- REQUIRED TASK: Would you return the complete listing below word for word?

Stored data
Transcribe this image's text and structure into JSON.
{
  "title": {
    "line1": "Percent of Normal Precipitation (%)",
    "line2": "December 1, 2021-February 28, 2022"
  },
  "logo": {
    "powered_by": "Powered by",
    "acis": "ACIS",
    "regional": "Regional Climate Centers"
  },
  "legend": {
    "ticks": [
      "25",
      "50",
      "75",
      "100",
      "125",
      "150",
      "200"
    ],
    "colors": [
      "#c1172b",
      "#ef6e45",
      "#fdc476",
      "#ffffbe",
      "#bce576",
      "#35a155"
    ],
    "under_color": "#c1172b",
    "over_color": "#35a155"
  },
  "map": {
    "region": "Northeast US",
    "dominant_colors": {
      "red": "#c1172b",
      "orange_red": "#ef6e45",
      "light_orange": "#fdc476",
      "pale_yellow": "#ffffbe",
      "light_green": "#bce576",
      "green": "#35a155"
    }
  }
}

- ANSWER TO THE EXERCISE:
Transcribe this image's text and structure into JSON.
{
  "title": {
    "line1": "Percent of Normal Precipitation (%)",
    "line2": "December 1, 2021-February 28, 2022"
  },
  "logo": {
    "powered_by": "Powered by",
    "acis": "ACIS",
    "regional": "Regional Climate Centers"
  },
  "legend": {
    "ticks": [
      "25",
      "50",
      "75",
      "100",
      "125",
      "150",
      "200"
    ],
    "colors": [
      "#c1172b",
      "#ef6e45",
      "#fdc476",
      "#ffffbe",
      "#bce576",
      "#35a155"
    ],
    "under_color": "#c1172b",
    "over_color": "#35a155"
  },
  "map": {
    "region": "Northeast US",
    "dominant_colors": {
      "red": "#c1172b",
      "orange_red": "#ef6e45",
      "light_orange": "#fdc476",
      "pale_yellow": "#ffffbe",
      "light_green": "#bce576",
      "green": "#35a155"
    }
  }
}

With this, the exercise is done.